• [Do this]: Extract every line from the records below that contains the word "Campinas".

• [Extracted information]:
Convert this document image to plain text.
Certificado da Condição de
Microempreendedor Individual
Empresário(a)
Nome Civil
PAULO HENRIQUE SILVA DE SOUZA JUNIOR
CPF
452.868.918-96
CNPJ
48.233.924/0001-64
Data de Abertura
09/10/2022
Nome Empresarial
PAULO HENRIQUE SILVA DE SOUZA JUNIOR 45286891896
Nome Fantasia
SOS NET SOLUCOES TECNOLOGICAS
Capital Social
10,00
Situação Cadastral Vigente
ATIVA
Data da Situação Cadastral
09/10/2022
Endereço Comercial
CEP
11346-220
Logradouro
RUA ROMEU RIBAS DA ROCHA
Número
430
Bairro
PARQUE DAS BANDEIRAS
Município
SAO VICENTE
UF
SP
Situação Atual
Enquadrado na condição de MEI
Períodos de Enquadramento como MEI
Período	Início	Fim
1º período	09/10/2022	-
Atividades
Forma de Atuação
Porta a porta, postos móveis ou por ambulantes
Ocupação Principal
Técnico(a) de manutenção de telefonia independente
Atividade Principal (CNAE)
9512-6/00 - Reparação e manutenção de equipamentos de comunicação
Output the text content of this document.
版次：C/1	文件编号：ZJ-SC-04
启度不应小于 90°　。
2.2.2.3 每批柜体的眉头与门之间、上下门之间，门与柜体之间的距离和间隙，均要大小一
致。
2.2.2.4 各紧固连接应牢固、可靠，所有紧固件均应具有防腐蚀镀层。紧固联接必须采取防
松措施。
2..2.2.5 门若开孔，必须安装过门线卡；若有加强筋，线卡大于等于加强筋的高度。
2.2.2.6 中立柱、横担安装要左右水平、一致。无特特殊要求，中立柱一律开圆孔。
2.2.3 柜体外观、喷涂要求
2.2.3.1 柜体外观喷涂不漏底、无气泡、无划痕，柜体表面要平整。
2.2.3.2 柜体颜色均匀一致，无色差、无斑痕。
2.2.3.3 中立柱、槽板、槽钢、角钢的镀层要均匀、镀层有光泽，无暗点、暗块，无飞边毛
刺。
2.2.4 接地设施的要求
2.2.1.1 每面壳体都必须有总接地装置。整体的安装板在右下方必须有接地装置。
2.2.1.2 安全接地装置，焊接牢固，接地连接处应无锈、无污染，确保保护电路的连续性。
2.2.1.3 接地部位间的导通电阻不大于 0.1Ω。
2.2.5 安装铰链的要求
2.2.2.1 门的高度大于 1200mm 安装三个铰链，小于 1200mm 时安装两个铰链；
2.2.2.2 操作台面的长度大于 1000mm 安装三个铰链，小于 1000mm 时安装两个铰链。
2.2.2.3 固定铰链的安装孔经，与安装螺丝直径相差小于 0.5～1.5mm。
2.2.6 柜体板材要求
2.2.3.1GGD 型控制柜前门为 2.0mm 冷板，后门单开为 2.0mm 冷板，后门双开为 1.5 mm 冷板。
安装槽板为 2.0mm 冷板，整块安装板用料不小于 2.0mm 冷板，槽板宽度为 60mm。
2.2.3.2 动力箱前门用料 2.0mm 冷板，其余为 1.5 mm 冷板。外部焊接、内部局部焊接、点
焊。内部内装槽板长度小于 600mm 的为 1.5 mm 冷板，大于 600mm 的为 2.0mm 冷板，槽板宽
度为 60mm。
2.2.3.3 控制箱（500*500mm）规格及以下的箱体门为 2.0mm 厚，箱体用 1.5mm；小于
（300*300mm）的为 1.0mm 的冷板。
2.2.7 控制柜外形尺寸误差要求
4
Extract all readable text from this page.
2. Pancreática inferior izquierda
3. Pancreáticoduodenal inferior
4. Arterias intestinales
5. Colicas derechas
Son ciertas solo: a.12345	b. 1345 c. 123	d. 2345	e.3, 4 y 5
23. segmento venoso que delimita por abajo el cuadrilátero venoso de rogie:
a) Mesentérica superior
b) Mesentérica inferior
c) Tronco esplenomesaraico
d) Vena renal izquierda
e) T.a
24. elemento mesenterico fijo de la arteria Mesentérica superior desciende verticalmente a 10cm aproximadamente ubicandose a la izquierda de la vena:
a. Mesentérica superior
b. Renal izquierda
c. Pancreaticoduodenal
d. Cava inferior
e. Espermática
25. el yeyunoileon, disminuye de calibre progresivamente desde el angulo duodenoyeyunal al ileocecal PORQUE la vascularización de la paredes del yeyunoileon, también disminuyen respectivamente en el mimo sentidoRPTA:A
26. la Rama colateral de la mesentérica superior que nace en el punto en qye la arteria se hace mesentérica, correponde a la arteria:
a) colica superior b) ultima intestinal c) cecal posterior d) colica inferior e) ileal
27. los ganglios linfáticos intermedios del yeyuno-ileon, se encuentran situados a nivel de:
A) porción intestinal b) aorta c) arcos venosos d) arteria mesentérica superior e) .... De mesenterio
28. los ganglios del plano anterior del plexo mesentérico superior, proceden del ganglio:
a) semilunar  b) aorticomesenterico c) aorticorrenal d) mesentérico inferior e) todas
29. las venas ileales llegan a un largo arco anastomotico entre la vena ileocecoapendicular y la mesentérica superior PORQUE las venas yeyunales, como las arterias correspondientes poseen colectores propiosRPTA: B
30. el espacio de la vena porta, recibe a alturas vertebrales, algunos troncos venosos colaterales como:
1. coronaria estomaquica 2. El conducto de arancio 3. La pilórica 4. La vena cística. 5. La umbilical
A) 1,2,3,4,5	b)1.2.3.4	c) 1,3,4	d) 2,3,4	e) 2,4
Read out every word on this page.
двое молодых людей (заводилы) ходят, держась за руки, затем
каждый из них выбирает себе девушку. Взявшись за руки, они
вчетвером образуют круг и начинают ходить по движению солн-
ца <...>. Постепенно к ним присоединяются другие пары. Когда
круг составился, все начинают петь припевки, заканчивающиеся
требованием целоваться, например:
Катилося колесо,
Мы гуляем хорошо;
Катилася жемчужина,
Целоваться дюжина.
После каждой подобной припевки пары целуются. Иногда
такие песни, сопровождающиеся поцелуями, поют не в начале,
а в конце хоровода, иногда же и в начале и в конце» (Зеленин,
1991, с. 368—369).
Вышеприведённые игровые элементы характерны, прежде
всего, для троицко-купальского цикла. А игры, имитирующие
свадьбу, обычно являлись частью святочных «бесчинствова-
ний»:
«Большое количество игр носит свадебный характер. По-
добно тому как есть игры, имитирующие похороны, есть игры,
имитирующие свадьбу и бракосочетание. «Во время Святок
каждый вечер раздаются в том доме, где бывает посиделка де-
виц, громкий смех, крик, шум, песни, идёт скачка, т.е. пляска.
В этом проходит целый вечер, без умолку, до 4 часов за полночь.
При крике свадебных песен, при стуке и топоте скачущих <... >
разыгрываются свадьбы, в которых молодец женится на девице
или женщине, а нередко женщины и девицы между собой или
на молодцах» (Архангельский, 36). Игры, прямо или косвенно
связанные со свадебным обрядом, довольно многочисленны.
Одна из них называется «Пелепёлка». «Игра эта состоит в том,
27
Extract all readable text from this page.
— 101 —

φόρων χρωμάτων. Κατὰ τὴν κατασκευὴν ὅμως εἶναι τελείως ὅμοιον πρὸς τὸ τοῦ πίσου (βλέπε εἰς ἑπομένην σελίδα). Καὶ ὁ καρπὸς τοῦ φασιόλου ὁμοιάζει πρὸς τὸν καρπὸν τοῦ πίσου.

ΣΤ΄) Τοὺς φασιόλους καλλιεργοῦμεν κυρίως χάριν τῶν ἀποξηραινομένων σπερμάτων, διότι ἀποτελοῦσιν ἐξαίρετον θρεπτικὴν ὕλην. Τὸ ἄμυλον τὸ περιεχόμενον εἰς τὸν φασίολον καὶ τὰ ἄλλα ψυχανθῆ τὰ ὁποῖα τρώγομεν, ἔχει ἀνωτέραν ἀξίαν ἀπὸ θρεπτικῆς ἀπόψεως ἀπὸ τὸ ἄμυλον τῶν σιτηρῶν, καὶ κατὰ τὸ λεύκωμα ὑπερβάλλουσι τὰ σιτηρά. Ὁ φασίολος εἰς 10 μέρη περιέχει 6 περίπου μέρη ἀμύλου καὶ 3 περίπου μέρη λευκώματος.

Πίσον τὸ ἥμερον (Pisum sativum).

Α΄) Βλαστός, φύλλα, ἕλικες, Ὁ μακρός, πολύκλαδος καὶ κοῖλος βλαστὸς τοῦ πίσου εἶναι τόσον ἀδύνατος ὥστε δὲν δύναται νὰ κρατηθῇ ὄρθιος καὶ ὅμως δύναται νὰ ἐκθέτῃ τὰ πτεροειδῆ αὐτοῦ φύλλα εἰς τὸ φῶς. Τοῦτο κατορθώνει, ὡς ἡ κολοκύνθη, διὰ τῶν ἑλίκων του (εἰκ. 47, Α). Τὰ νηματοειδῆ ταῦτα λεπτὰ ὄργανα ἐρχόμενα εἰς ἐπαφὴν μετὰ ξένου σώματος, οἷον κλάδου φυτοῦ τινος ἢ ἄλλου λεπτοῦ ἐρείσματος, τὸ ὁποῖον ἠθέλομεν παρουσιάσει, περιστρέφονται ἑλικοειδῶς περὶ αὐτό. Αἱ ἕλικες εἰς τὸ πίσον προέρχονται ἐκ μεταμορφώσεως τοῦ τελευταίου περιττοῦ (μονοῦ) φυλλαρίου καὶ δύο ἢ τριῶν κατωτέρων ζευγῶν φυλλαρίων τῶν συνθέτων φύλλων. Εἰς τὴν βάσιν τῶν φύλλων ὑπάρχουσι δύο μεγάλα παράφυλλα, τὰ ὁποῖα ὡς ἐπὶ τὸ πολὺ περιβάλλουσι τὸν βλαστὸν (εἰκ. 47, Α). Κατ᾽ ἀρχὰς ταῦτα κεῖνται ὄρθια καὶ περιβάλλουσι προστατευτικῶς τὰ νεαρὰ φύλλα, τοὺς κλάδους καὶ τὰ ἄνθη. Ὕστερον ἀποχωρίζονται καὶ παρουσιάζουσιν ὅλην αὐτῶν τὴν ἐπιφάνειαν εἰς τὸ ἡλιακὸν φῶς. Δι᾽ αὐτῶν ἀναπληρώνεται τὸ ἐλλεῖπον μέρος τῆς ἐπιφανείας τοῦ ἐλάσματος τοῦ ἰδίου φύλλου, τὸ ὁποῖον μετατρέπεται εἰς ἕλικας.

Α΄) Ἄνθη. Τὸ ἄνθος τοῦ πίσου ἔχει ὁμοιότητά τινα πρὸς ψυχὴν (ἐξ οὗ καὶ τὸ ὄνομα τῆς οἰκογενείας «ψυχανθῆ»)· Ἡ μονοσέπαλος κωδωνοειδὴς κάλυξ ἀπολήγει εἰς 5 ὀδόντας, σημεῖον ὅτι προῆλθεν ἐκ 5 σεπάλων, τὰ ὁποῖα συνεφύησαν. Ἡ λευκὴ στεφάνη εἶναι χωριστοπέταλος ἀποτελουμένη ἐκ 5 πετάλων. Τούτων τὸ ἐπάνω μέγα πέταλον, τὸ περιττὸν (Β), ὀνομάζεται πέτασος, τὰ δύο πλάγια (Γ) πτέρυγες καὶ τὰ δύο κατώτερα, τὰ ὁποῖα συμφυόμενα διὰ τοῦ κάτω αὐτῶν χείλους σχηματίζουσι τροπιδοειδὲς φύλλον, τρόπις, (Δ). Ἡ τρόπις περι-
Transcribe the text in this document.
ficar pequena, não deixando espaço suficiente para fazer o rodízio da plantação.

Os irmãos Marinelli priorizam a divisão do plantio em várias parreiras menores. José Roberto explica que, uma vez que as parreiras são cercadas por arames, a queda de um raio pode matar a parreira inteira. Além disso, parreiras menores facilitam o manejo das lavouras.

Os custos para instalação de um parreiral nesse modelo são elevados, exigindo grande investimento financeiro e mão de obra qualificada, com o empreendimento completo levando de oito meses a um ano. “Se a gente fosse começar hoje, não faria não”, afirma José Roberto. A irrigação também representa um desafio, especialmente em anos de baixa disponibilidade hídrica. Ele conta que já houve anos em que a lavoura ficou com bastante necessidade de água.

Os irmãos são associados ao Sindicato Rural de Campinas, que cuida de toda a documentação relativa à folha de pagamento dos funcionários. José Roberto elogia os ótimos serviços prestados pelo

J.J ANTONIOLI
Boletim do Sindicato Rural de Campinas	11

• [The result]:
Os irmãos são associados ao Sindicato Rural de Campinas, que cuida de toda a documentação relativa à folha de pagamento dos funcionários. José Roberto elogia os ótimos serviços prestados pelo
Boletim do Sindicato Rural de Campinas	11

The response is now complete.